- SUPPLIED MATERIAL -
------------------------------------------------------------

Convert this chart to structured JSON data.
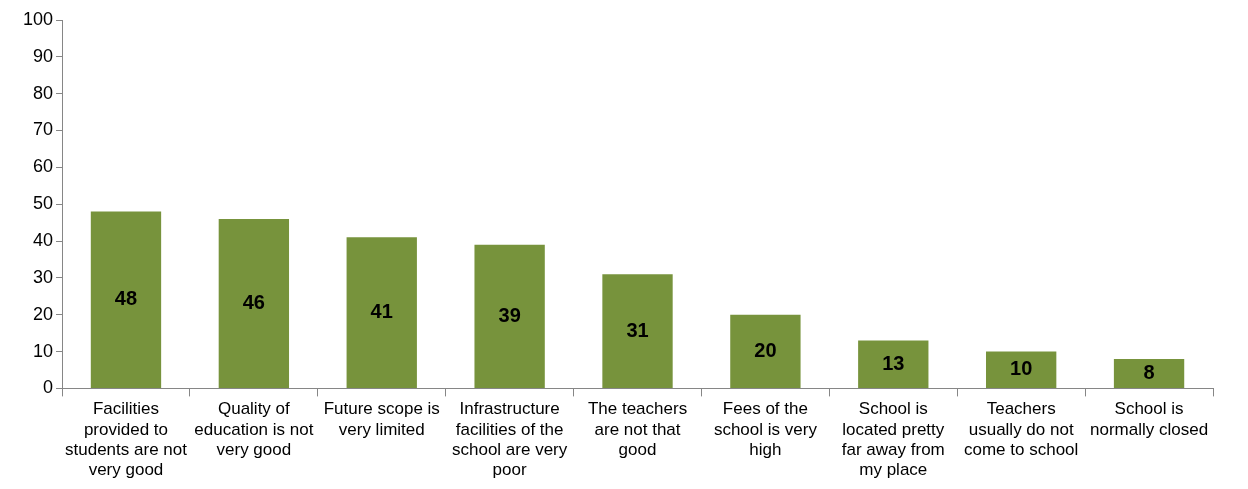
{
  "chart_data": {
    "type": "bar",
    "categories": [
      "Facilities provided to students are not very good",
      "Quality of education is not very good",
      "Future scope is very limited",
      "Infrastructure facilities of the school are very poor",
      "The teachers are not that good",
      "Fees of the school is very high",
      "School is located pretty far away from my place",
      "Teachers usually do not come to school",
      "School is normally closed"
    ],
    "values": [
      48,
      46,
      41,
      39,
      31,
      20,
      13,
      10,
      8
    ],
    "color": "#77933c",
    "ylim": [
      0,
      100
    ],
    "yticks": [
      0,
      10,
      20,
      30,
      40,
      50,
      60,
      70,
      80,
      90,
      100
    ],
    "grid": false,
    "legend": false,
    "data_labels": true
  }
}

------------------------------------------------------------

- TASK PROMPT -
Output the entries above exactly, without their pictures.

- ANSWER FOR THE TASK -
Convert this chart to structured JSON data.
{
  "chart_data": {
    "type": "bar",
    "categories": [
      "Facilities provided to students are not very good",
      "Quality of education is not very good",
      "Future scope is very limited",
      "Infrastructure facilities of the school are very poor",
      "The teachers are not that good",
      "Fees of the school is very high",
      "School is located pretty far away from my place",
      "Teachers usually do not come to school",
      "School is normally closed"
    ],
    "values": [
      48,
      46,
      41,
      39,
      31,
      20,
      13,
      10,
      8
    ],
    "color": "#77933c",
    "ylim": [
      0,
      100
    ],
    "yticks": [
      0,
      10,
      20,
      30,
      40,
      50,
      60,
      70,
      80,
      90,
      100
    ],
    "grid": false,
    "legend": false,
    "data_labels": true
  }
}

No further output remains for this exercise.